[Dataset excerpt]
+++

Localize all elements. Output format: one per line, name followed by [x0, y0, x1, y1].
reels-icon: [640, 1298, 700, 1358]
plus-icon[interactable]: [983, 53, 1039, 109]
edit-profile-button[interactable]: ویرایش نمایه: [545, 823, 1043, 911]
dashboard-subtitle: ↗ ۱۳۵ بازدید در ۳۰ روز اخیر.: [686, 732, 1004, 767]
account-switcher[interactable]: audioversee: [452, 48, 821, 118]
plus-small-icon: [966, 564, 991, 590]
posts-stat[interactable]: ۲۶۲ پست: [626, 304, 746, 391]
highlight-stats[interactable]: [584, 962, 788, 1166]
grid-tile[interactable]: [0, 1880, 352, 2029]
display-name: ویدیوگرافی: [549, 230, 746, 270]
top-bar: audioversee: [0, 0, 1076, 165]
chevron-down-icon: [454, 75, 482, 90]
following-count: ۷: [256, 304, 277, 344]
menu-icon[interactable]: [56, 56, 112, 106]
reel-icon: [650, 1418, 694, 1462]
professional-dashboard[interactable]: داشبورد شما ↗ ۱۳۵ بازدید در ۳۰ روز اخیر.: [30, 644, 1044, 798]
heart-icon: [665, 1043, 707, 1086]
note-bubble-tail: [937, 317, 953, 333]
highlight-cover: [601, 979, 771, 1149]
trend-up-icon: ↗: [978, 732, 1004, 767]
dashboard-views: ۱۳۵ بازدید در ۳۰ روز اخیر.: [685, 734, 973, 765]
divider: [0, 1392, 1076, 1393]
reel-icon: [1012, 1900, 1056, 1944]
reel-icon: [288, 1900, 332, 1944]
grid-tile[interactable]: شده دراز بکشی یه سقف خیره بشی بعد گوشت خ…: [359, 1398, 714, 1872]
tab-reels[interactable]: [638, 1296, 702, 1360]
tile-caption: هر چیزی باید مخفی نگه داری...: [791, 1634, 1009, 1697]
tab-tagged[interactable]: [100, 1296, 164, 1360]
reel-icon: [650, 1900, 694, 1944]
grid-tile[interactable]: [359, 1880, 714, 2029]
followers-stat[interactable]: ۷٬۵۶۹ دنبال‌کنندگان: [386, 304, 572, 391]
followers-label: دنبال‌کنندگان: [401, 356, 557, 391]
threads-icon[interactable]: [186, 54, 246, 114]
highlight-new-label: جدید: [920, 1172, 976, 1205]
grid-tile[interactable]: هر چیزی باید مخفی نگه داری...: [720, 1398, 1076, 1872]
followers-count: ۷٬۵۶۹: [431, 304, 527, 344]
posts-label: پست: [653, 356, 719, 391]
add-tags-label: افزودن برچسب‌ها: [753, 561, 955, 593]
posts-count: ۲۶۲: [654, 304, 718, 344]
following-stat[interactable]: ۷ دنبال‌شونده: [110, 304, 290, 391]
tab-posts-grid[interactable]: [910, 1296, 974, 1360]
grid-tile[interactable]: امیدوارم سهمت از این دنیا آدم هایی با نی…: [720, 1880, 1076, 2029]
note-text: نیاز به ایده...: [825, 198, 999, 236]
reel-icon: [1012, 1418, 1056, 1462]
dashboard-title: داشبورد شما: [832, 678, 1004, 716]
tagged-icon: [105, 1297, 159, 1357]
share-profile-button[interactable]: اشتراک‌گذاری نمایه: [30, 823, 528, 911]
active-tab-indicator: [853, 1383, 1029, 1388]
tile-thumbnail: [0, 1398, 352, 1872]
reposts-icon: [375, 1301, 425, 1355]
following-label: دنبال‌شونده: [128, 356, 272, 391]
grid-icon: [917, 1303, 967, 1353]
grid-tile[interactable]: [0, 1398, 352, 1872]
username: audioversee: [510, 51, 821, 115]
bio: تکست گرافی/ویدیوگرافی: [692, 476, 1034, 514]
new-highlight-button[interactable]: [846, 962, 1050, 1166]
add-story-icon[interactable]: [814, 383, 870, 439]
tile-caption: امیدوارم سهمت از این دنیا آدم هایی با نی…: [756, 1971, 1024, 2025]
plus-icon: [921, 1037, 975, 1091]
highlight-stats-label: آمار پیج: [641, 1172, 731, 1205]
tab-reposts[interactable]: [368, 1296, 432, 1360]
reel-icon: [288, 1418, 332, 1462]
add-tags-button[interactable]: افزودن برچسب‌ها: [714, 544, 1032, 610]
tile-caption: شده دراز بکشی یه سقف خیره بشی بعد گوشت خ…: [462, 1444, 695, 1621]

+++

**GIVEN PROBLEM**
Put the lines of the material into a JSON list of strings, one string per line and no blank lines, beginning with the first line and ending with the line that contains "tab-posts-grid[interactable]: [910, 1296, 974, 1360]".

**ANSWER BELOW**
[
  "Localize all elements. Output format: one per line, name followed by [x0, y0, x1, y1].",
  "reels-icon: [640, 1298, 700, 1358]",
  "plus-icon[interactable]: [983, 53, 1039, 109]",
  "edit-profile-button[interactable]: ویرایش نمایه: [545, 823, 1043, 911]",
  "dashboard-subtitle: ↗ ۱۳۵ بازدید در ۳۰ روز اخیر.: [686, 732, 1004, 767]",
  "account-switcher[interactable]: audioversee: [452, 48, 821, 118]",
  "plus-small-icon: [966, 564, 991, 590]",
  "posts-stat[interactable]: ۲۶۲ پست: [626, 304, 746, 391]",
  "highlight-stats[interactable]: [584, 962, 788, 1166]",
  "grid-tile[interactable]: [0, 1880, 352, 2029]",
  "display-name: ویدیوگرافی: [549, 230, 746, 270]",
  "top-bar: audioversee: [0, 0, 1076, 165]",
  "chevron-down-icon: [454, 75, 482, 90]",
  "following-count: ۷: [256, 304, 277, 344]",
  "menu-icon[interactable]: [56, 56, 112, 106]",
  "reel-icon: [650, 1418, 694, 1462]",
  "professional-dashboard[interactable]: داشبورد شما ↗ ۱۳۵ بازدید در ۳۰ روز اخیر.: [30, 644, 1044, 798]",
  "heart-icon: [665, 1043, 707, 1086]",
  "note-bubble-tail: [937, 317, 953, 333]",
  "highlight-cover: [601, 979, 771, 1149]",
  "trend-up-icon: ↗: [978, 732, 1004, 767]",
  "dashboard-views: ۱۳۵ بازدید در ۳۰ روز اخیر.: [685, 734, 973, 765]",
  "divider: [0, 1392, 1076, 1393]",
  "reel-icon: [1012, 1900, 1056, 1944]",
  "reel-icon: [288, 1900, 332, 1944]",
  "grid-tile[interactable]: شده دراز بکشی یه سقف خیره بشی بعد گوشت خ…: [359, 1398, 714, 1872]",
  "tab-reels[interactable]: [638, 1296, 702, 1360]",
  "tile-caption: هر چیزی باید مخفی نگه داری...: [791, 1634, 1009, 1697]",
  "tab-tagged[interactable]: [100, 1296, 164, 1360]",
  "reel-icon: [650, 1900, 694, 1944]",
  "grid-tile[interactable]: [359, 1880, 714, 2029]",
  "followers-stat[interactable]: ۷٬۵۶۹ دنبال‌کنندگان: [386, 304, 572, 391]",
  "followers-label: دنبال‌کنندگان: [401, 356, 557, 391]",
  "threads-icon[interactable]: [186, 54, 246, 114]",
  "highlight-new-label: جدید: [920, 1172, 976, 1205]",
  "grid-tile[interactable]: هر چیزی باید مخفی نگه داری...: [720, 1398, 1076, 1872]",
  "followers-count: ۷٬۵۶۹: [431, 304, 527, 344]",
  "posts-label: پست: [653, 356, 719, 391]",
  "add-tags-label: افزودن برچسب‌ها: [753, 561, 955, 593]",
  "posts-count: ۲۶۲: [654, 304, 718, 344]",
  "following-stat[interactable]: ۷ دنبال‌شونده: [110, 304, 290, 391]",
  "tab-posts-grid[interactable]: [910, 1296, 974, 1360]"
]